Exact repetition of every entry is required.

******************************

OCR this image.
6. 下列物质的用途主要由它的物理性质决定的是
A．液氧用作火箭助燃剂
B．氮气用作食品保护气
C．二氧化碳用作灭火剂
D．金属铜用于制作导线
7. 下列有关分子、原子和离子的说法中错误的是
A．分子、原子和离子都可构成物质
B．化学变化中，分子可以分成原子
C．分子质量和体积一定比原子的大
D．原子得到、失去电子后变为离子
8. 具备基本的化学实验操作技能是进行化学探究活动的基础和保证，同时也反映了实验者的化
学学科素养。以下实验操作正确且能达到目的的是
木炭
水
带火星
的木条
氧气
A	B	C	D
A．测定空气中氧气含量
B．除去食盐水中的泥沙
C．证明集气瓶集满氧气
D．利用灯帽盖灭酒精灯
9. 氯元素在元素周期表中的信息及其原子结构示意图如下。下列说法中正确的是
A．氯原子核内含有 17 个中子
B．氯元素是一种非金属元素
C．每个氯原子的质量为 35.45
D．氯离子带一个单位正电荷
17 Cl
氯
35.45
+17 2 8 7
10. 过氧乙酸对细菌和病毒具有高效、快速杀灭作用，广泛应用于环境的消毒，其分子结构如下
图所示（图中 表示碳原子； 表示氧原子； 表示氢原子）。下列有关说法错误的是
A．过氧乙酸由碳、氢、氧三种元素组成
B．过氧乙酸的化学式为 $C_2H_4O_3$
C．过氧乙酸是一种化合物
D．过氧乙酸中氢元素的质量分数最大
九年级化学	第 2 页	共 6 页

******************************

[RESPONSE TO THE TASK]
OCR this image.
6. 下列物质的用途主要由它的物理性质决定的是
A．液氧用作火箭助燃剂
B．氮气用作食品保护气
C．二氧化碳用作灭火剂
D．金属铜用于制作导线
7. 下列有关分子、原子和离子的说法中错误的是
A．分子、原子和离子都可构成物质
B．化学变化中，分子可以分成原子
C．分子质量和体积一定比原子的大
D．原子得到、失去电子后变为离子
8. 具备基本的化学实验操作技能是进行化学探究活动的基础和保证，同时也反映了实验者的化
学学科素养。以下实验操作正确且能达到目的的是
木炭
水
带火星
的木条
氧气
A	B	C	D
A．测定空气中氧气含量
B．除去食盐水中的泥沙
C．证明集气瓶集满氧气
D．利用灯帽盖灭酒精灯
9. 氯元素在元素周期表中的信息及其原子结构示意图如下。下列说法中正确的是
A．氯原子核内含有 17 个中子
B．氯元素是一种非金属元素
C．每个氯原子的质量为 35.45
D．氯离子带一个单位正电荷
17 Cl
氯
35.45
+17 2 8 7
10. 过氧乙酸对细菌和病毒具有高效、快速杀灭作用，广泛应用于环境的消毒，其分子结构如下
图所示（图中 表示碳原子； 表示氧原子； 表示氢原子）。下列有关说法错误的是
A．过氧乙酸由碳、氢、氧三种元素组成
B．过氧乙酸的化学式为 $C_2H_4O_3$
C．过氧乙酸是一种化合物
D．过氧乙酸中氢元素的质量分数最大
九年级化学	第 2 页	共 6 页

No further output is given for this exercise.